>> Begin Exercise data

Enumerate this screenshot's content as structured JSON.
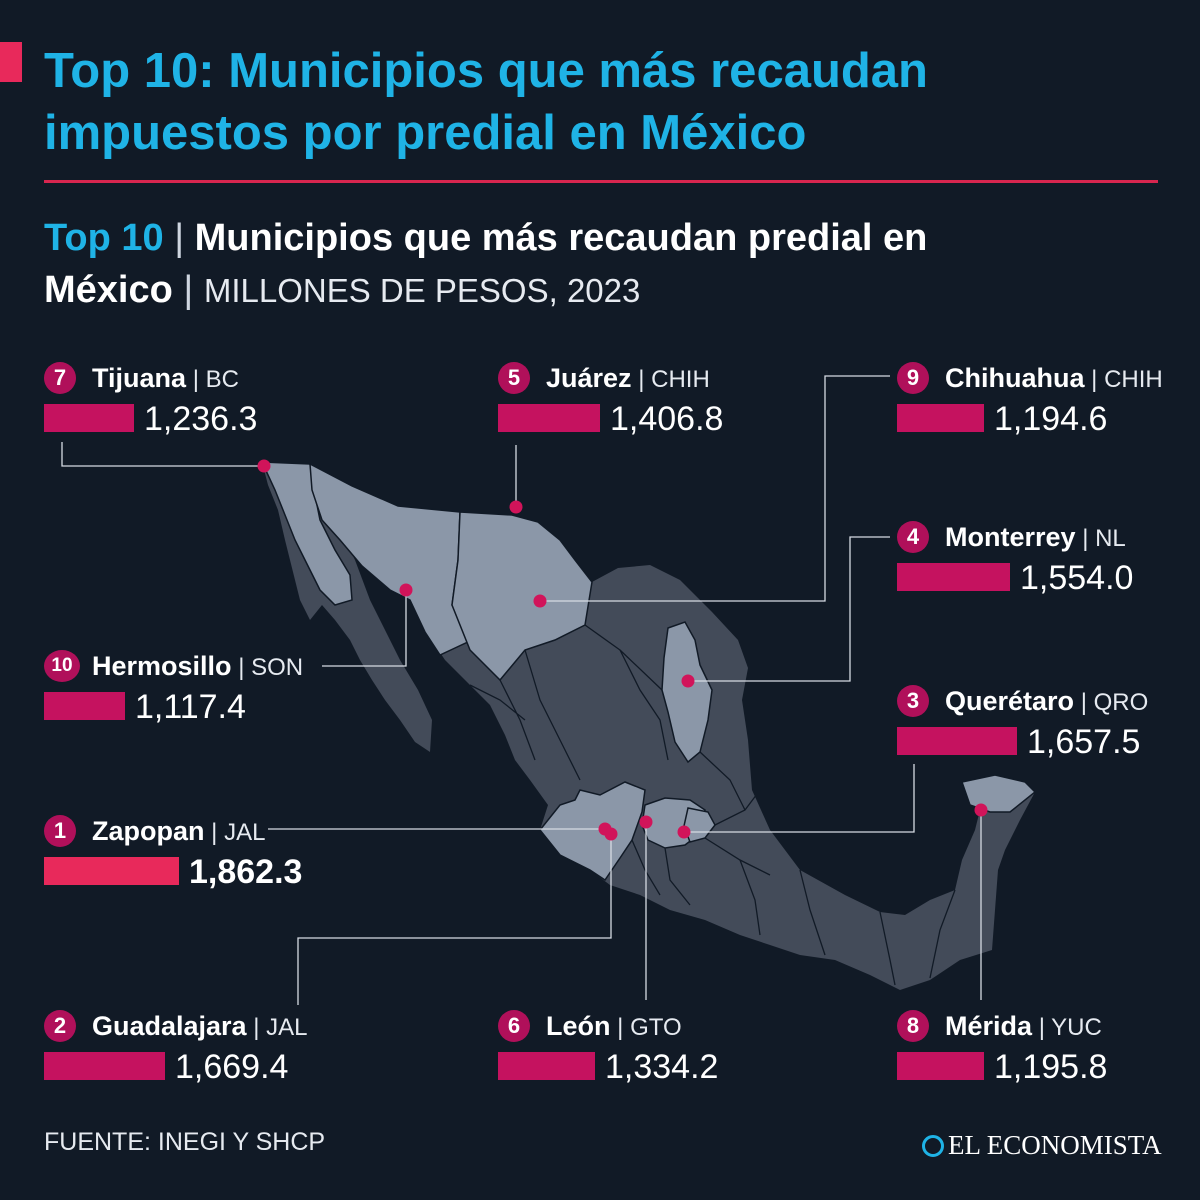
{
  "title": "Top 10: Municipios que más recaudan impuestos por predial en México",
  "subtitle": {
    "lead": "Top 10",
    "text_part1": "Municipios que más recaudan predial en",
    "text_part2": "México",
    "units": "MILLONES DE PESOS, 2023"
  },
  "colors": {
    "background": "#111a26",
    "accent_blue": "#1fb3e6",
    "accent_red": "#e8295b",
    "bar": "#c5125f",
    "highlight_states": "#8b97a8",
    "other_states": "#434b59"
  },
  "chart_data": {
    "type": "bar",
    "title": "Municipios que más recaudan predial en México",
    "units": "MILLONES DE PESOS, 2023",
    "items": [
      {
        "rank": "1",
        "municipio": "Zapopan",
        "estado": "JAL",
        "value": 1862.3,
        "label": "1,862.3"
      },
      {
        "rank": "2",
        "municipio": "Guadalajara",
        "estado": "JAL",
        "value": 1669.4,
        "label": "1,669.4"
      },
      {
        "rank": "3",
        "municipio": "Querétaro",
        "estado": "QRO",
        "value": 1657.5,
        "label": "1,657.5"
      },
      {
        "rank": "4",
        "municipio": "Monterrey",
        "estado": "NL",
        "value": 1554.0,
        "label": "1,554.0"
      },
      {
        "rank": "5",
        "municipio": "Juárez",
        "estado": "CHIH",
        "value": 1406.8,
        "label": "1,406.8"
      },
      {
        "rank": "6",
        "municipio": "León",
        "estado": "GTO",
        "value": 1334.2,
        "label": "1,334.2"
      },
      {
        "rank": "7",
        "municipio": "Tijuana",
        "estado": "BC",
        "value": 1236.3,
        "label": "1,236.3"
      },
      {
        "rank": "8",
        "municipio": "Mérida",
        "estado": "YUC",
        "value": 1195.8,
        "label": "1,195.8"
      },
      {
        "rank": "9",
        "municipio": "Chihuahua",
        "estado": "CHIH",
        "value": 1194.6,
        "label": "1,194.6"
      },
      {
        "rank": "10",
        "municipio": "Hermosillo",
        "estado": "SON",
        "value": 1117.4,
        "label": "1,117.4"
      }
    ],
    "highlighted_states": [
      "BC",
      "SON",
      "CHIH",
      "NL",
      "JAL",
      "GTO",
      "QRO",
      "YUC"
    ]
  },
  "footer": {
    "source": "FUENTE: INEGI Y SHCP",
    "logo": "EL ECONOMISTA"
  }
}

>> End Exercise data

- **Exercise brief**:
Leave out every picture and copy the rest of the records exactly.

- **Result below**:
Enumerate this screenshot's content as structured JSON.
{
  "title": "Top 10: Municipios que más recaudan impuestos por predial en México",
  "subtitle": {
    "lead": "Top 10",
    "text_part1": "Municipios que más recaudan predial en",
    "text_part2": "México",
    "units": "MILLONES DE PESOS, 2023"
  },
  "colors": {
    "background": "#111a26",
    "accent_blue": "#1fb3e6",
    "accent_red": "#e8295b",
    "bar": "#c5125f",
    "highlight_states": "#8b97a8",
    "other_states": "#434b59"
  },
  "chart_data": {
    "type": "bar",
    "title": "Municipios que más recaudan predial en México",
    "units": "MILLONES DE PESOS, 2023",
    "items": [
      {
        "rank": "1",
        "municipio": "Zapopan",
        "estado": "JAL",
        "value": 1862.3,
        "label": "1,862.3"
      },
      {
        "rank": "2",
        "municipio": "Guadalajara",
        "estado": "JAL",
        "value": 1669.4,
        "label": "1,669.4"
      },
      {
        "rank": "3",
        "municipio": "Querétaro",
        "estado": "QRO",
        "value": 1657.5,
        "label": "1,657.5"
      },
      {
        "rank": "4",
        "municipio": "Monterrey",
        "estado": "NL",
        "value": 1554.0,
        "label": "1,554.0"
      },
      {
        "rank": "5",
        "municipio": "Juárez",
        "estado": "CHIH",
        "value": 1406.8,
        "label": "1,406.8"
      },
      {
        "rank": "6",
        "municipio": "León",
        "estado": "GTO",
        "value": 1334.2,
        "label": "1,334.2"
      },
      {
        "rank": "7",
        "municipio": "Tijuana",
        "estado": "BC",
        "value": 1236.3,
        "label": "1,236.3"
      },
      {
        "rank": "8",
        "municipio": "Mérida",
        "estado": "YUC",
        "value": 1195.8,
        "label": "1,195.8"
      },
      {
        "rank": "9",
        "municipio": "Chihuahua",
        "estado": "CHIH",
        "value": 1194.6,
        "label": "1,194.6"
      },
      {
        "rank": "10",
        "municipio": "Hermosillo",
        "estado": "SON",
        "value": 1117.4,
        "label": "1,117.4"
      }
    ],
    "highlighted_states": [
      "BC",
      "SON",
      "CHIH",
      "NL",
      "JAL",
      "GTO",
      "QRO",
      "YUC"
    ]
  },
  "footer": {
    "source": "FUENTE: INEGI Y SHCP",
    "logo": "EL ECONOMISTA"
  }
}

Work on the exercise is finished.